— Begin Exercise material —

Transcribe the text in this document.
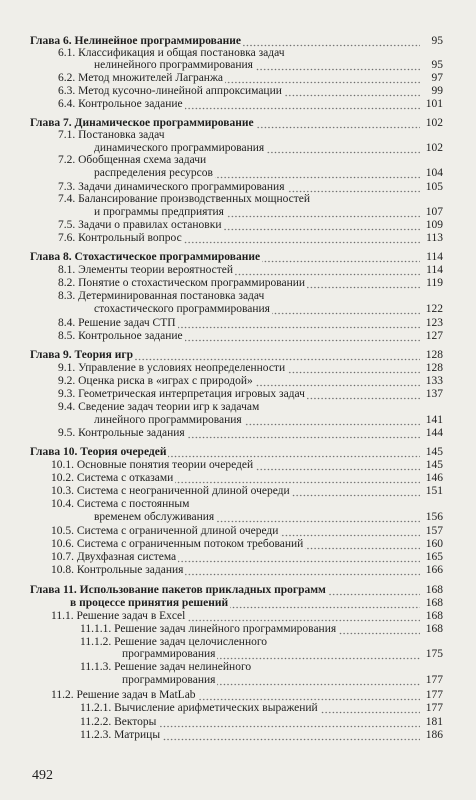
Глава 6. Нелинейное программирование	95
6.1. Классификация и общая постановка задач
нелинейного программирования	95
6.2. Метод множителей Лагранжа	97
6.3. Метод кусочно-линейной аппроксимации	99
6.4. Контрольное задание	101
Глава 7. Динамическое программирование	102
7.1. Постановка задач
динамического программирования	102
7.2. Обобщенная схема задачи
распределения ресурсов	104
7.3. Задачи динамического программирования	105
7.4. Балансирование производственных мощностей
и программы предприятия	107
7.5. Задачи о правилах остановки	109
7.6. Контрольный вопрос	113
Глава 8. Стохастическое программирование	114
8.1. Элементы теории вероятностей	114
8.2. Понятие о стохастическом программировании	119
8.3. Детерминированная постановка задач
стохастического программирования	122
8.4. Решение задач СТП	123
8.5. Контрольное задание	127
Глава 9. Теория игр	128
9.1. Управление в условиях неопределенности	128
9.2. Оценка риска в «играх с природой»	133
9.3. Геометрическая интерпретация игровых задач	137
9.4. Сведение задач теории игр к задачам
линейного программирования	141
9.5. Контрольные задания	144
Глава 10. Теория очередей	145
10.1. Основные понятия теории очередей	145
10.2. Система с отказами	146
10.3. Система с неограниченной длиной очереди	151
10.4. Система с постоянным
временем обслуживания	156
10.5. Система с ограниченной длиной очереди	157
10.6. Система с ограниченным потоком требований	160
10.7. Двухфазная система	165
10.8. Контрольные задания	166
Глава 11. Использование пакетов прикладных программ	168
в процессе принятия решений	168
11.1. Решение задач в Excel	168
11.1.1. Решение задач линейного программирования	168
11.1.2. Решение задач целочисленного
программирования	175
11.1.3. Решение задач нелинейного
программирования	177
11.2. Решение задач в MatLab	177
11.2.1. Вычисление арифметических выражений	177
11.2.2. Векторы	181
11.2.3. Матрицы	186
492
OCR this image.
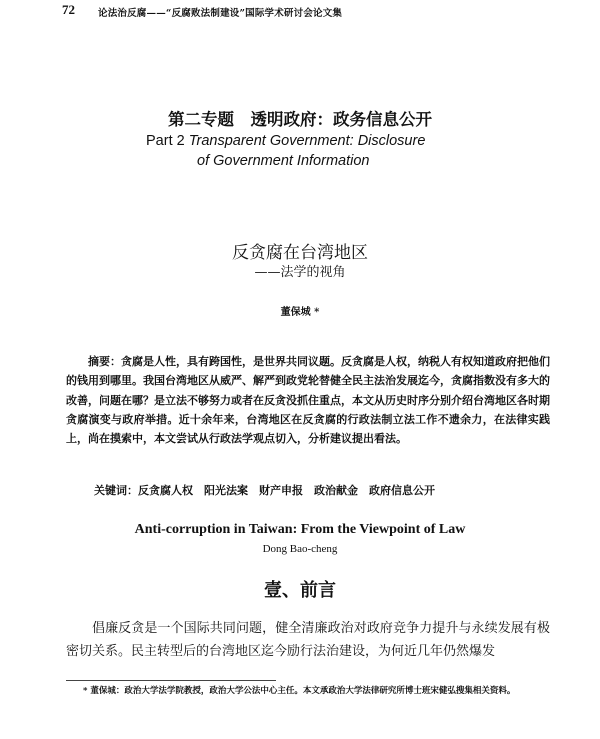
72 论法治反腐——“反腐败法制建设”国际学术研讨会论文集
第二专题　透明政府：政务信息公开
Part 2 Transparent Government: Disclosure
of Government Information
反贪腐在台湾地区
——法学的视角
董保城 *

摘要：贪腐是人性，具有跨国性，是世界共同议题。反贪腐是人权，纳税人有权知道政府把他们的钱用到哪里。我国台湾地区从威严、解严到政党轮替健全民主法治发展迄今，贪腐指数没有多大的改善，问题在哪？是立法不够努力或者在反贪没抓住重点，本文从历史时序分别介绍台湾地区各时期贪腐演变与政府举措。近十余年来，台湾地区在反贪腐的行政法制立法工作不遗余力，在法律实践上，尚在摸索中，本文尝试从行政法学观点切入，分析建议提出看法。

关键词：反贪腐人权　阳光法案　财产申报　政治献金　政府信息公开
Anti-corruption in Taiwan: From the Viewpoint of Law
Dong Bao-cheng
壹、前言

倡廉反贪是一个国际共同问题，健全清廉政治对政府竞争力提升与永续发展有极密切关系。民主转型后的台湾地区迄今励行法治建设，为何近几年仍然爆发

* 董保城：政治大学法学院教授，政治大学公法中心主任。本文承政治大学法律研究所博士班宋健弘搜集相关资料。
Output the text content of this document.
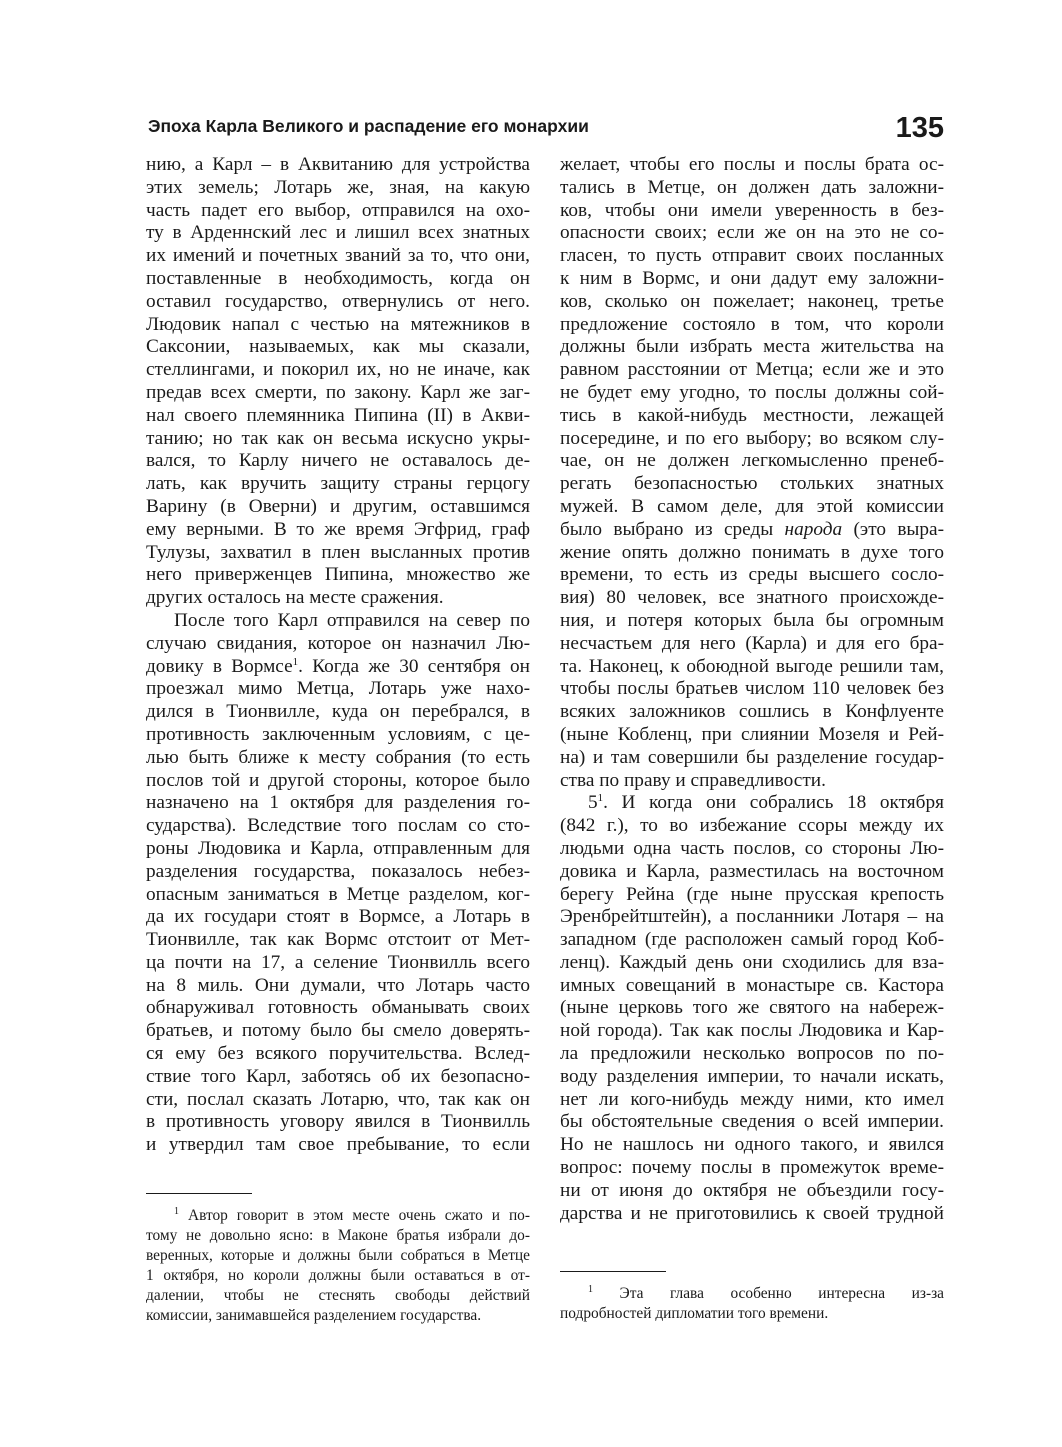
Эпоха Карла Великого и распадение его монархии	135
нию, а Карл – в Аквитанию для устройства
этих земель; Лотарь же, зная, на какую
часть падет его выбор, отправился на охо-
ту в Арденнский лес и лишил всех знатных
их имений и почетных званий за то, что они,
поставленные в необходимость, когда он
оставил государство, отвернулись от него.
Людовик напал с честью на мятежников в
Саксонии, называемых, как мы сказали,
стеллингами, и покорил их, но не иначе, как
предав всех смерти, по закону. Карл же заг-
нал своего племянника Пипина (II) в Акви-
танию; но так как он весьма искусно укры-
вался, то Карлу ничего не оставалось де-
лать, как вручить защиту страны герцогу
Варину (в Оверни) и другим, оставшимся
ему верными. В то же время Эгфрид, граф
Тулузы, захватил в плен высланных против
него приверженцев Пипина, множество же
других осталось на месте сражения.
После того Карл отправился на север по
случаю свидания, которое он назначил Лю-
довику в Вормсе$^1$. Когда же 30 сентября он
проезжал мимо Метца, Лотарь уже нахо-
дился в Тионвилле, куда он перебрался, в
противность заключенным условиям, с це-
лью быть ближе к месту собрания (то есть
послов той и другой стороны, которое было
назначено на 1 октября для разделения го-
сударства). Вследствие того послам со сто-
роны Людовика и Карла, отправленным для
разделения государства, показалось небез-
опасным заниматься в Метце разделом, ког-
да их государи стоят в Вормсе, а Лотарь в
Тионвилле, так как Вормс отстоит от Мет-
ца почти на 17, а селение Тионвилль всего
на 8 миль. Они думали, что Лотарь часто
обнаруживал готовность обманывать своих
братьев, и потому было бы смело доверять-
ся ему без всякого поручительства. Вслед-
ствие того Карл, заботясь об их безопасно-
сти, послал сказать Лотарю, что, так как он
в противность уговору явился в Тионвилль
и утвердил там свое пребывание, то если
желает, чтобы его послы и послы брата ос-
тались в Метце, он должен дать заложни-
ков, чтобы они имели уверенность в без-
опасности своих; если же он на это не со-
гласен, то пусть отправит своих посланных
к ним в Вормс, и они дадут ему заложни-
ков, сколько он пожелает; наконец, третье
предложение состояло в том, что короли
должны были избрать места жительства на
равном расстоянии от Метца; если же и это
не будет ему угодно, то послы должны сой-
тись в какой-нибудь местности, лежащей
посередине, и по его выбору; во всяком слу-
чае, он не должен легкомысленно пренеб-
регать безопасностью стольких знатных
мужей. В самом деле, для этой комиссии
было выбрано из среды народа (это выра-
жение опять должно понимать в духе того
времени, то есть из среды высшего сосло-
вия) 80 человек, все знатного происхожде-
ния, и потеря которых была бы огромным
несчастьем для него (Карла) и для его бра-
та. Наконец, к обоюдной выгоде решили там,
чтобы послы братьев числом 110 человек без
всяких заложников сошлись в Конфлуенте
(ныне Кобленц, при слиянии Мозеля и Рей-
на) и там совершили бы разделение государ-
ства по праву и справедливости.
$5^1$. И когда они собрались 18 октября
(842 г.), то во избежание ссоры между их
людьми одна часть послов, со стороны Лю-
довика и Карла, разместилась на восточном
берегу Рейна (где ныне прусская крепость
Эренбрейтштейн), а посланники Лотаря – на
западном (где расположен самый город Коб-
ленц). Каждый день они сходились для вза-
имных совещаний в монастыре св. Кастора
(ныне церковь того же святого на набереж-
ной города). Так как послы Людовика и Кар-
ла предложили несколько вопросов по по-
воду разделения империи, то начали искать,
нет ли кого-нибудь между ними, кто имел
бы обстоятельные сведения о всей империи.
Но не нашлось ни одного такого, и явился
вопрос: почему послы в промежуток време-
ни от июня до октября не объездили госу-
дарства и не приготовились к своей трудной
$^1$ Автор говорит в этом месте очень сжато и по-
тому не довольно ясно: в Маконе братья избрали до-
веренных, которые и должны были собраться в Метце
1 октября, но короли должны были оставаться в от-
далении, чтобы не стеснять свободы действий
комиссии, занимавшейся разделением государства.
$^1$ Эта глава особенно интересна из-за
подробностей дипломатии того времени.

— End Exercise material —

▶ _What is being asked_
Copy out each line of the entries that holds "человек".

▶ _Result of this task_
вия) 80 человек, все знатного происхожде-
чтобы послы братьев числом 110 человек без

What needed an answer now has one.